- **What you have to do**
Copy out every line of the material below word for word, keeping each line in its original order.

# Start of Data section

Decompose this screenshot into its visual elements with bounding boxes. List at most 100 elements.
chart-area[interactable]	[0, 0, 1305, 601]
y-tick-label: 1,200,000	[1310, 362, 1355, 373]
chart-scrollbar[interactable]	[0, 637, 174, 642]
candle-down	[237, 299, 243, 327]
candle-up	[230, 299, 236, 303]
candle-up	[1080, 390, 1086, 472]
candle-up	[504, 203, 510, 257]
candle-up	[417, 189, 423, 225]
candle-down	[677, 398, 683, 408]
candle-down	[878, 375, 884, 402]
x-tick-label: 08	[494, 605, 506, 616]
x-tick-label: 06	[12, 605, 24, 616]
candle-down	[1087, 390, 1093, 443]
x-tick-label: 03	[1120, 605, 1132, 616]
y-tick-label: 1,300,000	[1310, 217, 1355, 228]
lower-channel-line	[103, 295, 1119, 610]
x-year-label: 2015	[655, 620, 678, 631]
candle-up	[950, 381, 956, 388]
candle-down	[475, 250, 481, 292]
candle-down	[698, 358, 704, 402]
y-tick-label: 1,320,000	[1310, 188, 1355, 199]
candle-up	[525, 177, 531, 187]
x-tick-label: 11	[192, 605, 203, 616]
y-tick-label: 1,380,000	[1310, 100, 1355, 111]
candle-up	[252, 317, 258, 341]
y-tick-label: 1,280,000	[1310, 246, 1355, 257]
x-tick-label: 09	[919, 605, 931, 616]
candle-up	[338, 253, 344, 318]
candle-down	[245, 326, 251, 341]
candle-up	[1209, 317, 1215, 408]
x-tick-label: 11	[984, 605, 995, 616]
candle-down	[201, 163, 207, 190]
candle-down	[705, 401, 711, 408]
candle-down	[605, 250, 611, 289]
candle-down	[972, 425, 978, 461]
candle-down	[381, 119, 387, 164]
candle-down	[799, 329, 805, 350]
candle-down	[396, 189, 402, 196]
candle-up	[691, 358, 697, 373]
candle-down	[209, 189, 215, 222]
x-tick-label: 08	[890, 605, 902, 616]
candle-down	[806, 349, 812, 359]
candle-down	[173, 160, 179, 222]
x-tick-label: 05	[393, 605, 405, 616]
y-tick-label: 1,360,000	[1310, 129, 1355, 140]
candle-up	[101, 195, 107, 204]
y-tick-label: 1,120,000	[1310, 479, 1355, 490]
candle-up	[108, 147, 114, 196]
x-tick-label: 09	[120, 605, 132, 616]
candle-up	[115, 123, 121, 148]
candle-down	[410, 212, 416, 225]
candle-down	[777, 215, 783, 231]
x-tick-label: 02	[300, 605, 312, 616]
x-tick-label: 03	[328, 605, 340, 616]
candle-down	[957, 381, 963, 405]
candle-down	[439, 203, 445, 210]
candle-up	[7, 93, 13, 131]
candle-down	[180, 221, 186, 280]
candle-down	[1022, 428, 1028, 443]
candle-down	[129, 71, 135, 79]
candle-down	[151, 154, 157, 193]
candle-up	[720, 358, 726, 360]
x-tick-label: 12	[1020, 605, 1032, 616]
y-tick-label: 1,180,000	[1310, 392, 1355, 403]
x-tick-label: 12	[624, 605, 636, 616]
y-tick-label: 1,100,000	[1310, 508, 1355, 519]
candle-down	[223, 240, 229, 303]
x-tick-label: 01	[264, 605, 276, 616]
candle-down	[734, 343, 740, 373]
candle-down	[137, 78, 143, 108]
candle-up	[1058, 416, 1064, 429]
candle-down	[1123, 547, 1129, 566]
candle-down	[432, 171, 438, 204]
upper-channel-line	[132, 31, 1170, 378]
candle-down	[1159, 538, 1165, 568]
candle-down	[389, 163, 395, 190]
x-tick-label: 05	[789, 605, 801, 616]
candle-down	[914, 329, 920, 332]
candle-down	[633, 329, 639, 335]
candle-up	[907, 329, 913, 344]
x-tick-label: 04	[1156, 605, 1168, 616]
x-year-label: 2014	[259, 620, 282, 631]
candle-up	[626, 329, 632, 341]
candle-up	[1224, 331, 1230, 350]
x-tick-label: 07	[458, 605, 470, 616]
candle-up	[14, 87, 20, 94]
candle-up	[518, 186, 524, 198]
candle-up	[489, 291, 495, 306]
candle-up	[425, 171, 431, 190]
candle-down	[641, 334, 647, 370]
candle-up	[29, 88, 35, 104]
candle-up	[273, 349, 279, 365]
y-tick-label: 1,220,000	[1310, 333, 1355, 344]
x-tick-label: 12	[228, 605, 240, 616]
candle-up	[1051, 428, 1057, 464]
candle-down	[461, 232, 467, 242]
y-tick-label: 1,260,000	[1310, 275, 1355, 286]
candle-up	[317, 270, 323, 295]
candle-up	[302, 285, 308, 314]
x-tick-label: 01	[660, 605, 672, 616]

# End of Data section

- **Full output**
Decompose this screenshot into its visual elements with bounding boxes. List at most 100 elements.
chart-area[interactable]	[0, 0, 1305, 601]
y-tick-label: 1,200,000	[1310, 362, 1355, 373]
chart-scrollbar[interactable]	[0, 637, 174, 642]
candle-down	[237, 299, 243, 327]
candle-up	[230, 299, 236, 303]
candle-up	[1080, 390, 1086, 472]
candle-up	[504, 203, 510, 257]
candle-up	[417, 189, 423, 225]
candle-down	[677, 398, 683, 408]
candle-down	[878, 375, 884, 402]
x-tick-label: 08	[494, 605, 506, 616]
x-tick-label: 06	[12, 605, 24, 616]
candle-down	[1087, 390, 1093, 443]
x-tick-label: 03	[1120, 605, 1132, 616]
y-tick-label: 1,300,000	[1310, 217, 1355, 228]
lower-channel-line	[103, 295, 1119, 610]
x-year-label: 2015	[655, 620, 678, 631]
candle-up	[950, 381, 956, 388]
candle-down	[475, 250, 481, 292]
candle-down	[698, 358, 704, 402]
y-tick-label: 1,320,000	[1310, 188, 1355, 199]
candle-up	[525, 177, 531, 187]
x-tick-label: 11	[192, 605, 203, 616]
y-tick-label: 1,380,000	[1310, 100, 1355, 111]
candle-up	[252, 317, 258, 341]
y-tick-label: 1,280,000	[1310, 246, 1355, 257]
x-tick-label: 09	[919, 605, 931, 616]
candle-up	[338, 253, 344, 318]
candle-down	[245, 326, 251, 341]
candle-up	[1209, 317, 1215, 408]
x-tick-label: 11	[984, 605, 995, 616]
candle-down	[201, 163, 207, 190]
candle-down	[705, 401, 711, 408]
candle-down	[605, 250, 611, 289]
candle-down	[972, 425, 978, 461]
candle-down	[381, 119, 387, 164]
candle-down	[799, 329, 805, 350]
candle-down	[396, 189, 402, 196]
candle-up	[691, 358, 697, 373]
candle-down	[209, 189, 215, 222]
x-tick-label: 08	[890, 605, 902, 616]
candle-down	[806, 349, 812, 359]
candle-down	[173, 160, 179, 222]
x-tick-label: 05	[393, 605, 405, 616]
y-tick-label: 1,360,000	[1310, 129, 1355, 140]
candle-up	[101, 195, 107, 204]
y-tick-label: 1,120,000	[1310, 479, 1355, 490]
candle-up	[108, 147, 114, 196]
x-tick-label: 09	[120, 605, 132, 616]
candle-up	[115, 123, 121, 148]
candle-down	[410, 212, 416, 225]
candle-down	[777, 215, 783, 231]
x-tick-label: 02	[300, 605, 312, 616]
x-tick-label: 03	[328, 605, 340, 616]
candle-down	[957, 381, 963, 405]
candle-down	[439, 203, 445, 210]
candle-up	[7, 93, 13, 131]
candle-down	[180, 221, 186, 280]
candle-down	[1022, 428, 1028, 443]
candle-down	[129, 71, 135, 79]
candle-down	[151, 154, 157, 193]
candle-up	[720, 358, 726, 360]
x-tick-label: 12	[1020, 605, 1032, 616]
y-tick-label: 1,180,000	[1310, 392, 1355, 403]
x-tick-label: 12	[624, 605, 636, 616]
y-tick-label: 1,100,000	[1310, 508, 1355, 519]
candle-down	[223, 240, 229, 303]
x-tick-label: 01	[264, 605, 276, 616]
candle-down	[734, 343, 740, 373]
candle-down	[137, 78, 143, 108]
candle-up	[1058, 416, 1064, 429]
candle-down	[1123, 547, 1129, 566]
candle-down	[432, 171, 438, 204]
upper-channel-line	[132, 31, 1170, 378]
candle-down	[1159, 538, 1165, 568]
candle-down	[389, 163, 395, 190]
x-tick-label: 05	[789, 605, 801, 616]
candle-down	[914, 329, 920, 332]
candle-down	[633, 329, 639, 335]
candle-up	[907, 329, 913, 344]
x-tick-label: 04	[1156, 605, 1168, 616]
x-year-label: 2014	[259, 620, 282, 631]
candle-up	[626, 329, 632, 341]
candle-up	[1224, 331, 1230, 350]
x-tick-label: 07	[458, 605, 470, 616]
candle-up	[14, 87, 20, 94]
candle-up	[518, 186, 524, 198]
candle-up	[489, 291, 495, 306]
candle-up	[425, 171, 431, 190]
candle-down	[641, 334, 647, 370]
candle-up	[29, 88, 35, 104]
candle-up	[273, 349, 279, 365]
y-tick-label: 1,220,000	[1310, 333, 1355, 344]
x-tick-label: 12	[228, 605, 240, 616]
candle-up	[1051, 428, 1057, 464]
candle-down	[461, 232, 467, 242]
y-tick-label: 1,260,000	[1310, 275, 1355, 286]
candle-up	[317, 270, 323, 295]
candle-up	[302, 285, 308, 314]
x-tick-label: 01	[660, 605, 672, 616]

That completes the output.